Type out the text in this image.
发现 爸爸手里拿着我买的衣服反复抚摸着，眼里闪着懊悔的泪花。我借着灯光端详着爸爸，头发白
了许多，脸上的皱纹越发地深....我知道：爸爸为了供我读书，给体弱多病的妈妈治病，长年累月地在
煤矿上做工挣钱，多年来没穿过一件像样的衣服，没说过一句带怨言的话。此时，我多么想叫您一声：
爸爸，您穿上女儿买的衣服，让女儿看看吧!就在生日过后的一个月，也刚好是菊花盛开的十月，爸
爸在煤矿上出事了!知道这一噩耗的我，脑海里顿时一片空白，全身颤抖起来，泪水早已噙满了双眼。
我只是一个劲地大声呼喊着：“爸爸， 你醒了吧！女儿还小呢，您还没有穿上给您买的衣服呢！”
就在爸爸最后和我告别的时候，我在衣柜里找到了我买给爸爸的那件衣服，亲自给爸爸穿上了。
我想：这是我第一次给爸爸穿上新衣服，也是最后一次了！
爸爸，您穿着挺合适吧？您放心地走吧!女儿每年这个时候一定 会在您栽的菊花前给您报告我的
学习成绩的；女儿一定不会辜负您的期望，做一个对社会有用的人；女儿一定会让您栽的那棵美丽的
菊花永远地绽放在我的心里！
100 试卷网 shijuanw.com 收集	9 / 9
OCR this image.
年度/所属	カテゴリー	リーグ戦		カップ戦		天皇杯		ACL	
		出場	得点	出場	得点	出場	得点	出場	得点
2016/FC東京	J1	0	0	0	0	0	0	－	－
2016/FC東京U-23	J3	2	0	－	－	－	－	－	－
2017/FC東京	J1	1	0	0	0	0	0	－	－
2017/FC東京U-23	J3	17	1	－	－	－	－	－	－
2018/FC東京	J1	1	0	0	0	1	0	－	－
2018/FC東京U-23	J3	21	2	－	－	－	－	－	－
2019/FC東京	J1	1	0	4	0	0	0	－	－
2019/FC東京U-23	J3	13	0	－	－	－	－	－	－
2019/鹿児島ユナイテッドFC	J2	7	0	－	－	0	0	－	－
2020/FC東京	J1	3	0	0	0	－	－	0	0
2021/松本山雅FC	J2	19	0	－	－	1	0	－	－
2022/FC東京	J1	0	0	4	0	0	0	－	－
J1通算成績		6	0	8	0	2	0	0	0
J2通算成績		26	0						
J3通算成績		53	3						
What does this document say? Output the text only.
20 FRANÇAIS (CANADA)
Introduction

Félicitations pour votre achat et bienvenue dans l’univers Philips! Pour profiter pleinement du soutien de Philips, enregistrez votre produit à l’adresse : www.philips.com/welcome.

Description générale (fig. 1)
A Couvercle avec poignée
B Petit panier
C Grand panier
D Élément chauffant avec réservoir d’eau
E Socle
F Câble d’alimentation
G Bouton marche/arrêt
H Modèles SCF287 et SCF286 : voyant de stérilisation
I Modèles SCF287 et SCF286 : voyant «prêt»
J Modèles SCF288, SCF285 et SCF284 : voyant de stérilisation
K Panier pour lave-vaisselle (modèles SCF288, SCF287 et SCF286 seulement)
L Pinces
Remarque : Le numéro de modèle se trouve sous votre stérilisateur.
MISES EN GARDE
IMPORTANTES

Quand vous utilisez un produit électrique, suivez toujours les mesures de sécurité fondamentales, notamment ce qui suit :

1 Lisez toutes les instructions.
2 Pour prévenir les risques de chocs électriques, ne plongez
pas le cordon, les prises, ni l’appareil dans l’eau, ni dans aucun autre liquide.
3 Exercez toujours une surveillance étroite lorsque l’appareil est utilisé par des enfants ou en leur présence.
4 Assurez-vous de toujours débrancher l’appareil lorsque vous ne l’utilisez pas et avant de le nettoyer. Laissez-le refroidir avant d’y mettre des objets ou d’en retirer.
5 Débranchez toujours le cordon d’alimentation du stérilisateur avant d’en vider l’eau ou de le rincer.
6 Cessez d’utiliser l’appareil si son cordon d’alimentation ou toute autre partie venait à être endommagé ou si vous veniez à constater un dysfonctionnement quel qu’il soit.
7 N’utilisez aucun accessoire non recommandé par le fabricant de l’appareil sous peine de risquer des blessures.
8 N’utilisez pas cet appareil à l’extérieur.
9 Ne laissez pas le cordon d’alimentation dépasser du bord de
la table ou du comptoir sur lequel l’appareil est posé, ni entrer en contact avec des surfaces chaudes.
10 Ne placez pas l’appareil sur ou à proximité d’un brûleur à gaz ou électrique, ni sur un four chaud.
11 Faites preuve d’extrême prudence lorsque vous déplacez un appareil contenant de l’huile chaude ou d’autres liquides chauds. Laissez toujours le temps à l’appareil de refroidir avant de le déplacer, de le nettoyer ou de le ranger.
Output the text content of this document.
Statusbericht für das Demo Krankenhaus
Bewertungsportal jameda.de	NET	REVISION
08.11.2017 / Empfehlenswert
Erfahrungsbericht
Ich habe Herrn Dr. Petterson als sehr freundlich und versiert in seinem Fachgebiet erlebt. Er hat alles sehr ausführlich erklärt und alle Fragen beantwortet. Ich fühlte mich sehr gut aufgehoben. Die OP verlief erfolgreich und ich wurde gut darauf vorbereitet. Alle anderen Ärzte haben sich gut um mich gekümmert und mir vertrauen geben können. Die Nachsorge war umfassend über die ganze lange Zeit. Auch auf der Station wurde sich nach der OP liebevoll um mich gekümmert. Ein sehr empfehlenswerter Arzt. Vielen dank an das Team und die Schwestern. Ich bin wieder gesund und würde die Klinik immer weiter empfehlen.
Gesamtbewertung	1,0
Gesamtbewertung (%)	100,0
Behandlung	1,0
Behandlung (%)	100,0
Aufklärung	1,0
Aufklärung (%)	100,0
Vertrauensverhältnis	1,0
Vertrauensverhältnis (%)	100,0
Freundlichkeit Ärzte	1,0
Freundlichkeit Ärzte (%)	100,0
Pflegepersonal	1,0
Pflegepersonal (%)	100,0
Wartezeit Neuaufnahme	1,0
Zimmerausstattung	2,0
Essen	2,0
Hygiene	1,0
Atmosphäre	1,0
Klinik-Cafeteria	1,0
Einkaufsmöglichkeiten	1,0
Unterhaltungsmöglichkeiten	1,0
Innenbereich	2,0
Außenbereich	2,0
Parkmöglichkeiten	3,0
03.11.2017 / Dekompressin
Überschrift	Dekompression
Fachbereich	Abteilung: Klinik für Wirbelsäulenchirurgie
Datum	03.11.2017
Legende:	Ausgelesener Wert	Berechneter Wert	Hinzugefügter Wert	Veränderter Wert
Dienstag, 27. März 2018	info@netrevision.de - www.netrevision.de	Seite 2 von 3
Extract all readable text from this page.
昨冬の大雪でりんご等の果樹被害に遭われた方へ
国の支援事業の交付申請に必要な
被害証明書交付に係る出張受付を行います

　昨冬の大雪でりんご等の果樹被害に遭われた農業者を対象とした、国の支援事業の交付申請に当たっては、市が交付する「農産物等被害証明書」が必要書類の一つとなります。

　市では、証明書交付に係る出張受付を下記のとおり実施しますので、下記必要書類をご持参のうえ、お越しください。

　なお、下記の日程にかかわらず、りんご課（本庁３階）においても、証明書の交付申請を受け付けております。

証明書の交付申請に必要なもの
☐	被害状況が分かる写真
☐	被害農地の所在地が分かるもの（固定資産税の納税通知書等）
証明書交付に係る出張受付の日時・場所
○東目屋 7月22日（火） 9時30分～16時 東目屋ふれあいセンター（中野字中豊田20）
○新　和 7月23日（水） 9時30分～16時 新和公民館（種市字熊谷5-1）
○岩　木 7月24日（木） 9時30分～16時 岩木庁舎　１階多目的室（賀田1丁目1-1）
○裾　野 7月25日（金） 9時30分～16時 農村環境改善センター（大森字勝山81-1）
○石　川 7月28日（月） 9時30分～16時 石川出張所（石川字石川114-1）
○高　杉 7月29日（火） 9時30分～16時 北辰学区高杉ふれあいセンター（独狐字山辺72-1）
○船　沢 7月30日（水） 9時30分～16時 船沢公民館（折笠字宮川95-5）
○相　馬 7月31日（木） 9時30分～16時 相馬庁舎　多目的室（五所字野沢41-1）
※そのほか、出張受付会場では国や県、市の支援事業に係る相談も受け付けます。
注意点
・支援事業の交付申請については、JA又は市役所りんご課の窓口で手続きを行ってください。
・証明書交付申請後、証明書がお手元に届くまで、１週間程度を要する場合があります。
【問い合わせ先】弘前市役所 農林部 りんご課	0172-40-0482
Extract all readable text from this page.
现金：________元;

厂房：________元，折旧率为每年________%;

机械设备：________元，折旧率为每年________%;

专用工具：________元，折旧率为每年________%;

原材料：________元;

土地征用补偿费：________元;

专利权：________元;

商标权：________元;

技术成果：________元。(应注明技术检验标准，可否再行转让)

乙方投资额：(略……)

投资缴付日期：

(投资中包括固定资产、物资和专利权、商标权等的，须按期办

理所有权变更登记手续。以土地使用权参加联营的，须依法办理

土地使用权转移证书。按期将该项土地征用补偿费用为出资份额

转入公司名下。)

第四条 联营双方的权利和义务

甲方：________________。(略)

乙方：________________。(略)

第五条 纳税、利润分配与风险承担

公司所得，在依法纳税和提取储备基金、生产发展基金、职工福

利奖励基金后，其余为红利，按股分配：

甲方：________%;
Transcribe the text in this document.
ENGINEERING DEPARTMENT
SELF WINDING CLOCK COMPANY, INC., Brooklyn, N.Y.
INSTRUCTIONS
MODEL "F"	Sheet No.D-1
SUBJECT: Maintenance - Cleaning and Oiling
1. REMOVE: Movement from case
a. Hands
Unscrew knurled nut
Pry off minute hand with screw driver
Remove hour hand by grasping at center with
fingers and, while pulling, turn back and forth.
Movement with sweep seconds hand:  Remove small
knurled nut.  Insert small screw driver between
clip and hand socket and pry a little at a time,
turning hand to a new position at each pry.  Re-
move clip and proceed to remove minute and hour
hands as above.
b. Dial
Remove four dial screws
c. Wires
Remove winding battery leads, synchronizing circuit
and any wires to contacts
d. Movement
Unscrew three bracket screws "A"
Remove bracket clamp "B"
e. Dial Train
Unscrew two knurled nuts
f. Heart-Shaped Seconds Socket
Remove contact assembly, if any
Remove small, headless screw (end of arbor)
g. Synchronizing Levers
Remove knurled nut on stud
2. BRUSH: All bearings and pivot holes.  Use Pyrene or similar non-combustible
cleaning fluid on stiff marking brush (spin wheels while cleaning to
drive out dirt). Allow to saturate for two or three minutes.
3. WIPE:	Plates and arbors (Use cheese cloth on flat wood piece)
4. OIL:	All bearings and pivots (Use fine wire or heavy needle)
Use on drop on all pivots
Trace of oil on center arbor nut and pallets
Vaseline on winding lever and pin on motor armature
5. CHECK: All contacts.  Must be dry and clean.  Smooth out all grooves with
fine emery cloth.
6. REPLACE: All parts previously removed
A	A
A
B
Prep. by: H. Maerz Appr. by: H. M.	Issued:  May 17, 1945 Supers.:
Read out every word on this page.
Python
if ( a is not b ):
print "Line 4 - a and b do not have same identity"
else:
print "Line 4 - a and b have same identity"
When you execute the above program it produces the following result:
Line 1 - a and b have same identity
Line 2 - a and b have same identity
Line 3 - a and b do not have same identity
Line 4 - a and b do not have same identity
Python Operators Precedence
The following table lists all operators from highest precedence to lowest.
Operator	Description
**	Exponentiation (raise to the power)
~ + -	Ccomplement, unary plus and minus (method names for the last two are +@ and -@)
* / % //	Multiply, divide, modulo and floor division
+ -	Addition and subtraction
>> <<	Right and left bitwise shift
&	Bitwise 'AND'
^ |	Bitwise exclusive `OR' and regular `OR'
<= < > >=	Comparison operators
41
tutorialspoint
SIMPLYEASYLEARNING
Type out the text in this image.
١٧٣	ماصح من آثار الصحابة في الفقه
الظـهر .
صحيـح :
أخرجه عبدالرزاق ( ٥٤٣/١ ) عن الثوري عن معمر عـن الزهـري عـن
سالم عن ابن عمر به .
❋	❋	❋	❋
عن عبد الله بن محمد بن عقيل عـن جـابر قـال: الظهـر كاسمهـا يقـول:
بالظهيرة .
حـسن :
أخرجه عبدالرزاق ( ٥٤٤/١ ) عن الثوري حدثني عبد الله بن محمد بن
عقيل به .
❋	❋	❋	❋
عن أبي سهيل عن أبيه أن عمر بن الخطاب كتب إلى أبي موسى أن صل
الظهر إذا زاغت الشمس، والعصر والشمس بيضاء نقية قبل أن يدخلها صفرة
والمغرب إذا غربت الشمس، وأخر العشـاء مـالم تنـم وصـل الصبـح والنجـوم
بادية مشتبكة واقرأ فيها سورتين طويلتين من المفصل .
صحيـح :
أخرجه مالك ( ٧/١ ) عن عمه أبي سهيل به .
★ ★ ★ ★ ★ ★ ★
» WHAT IS NEEDED
Report only a number: how many lines in the material above contain the string "have".

» FINAL ANSWER
6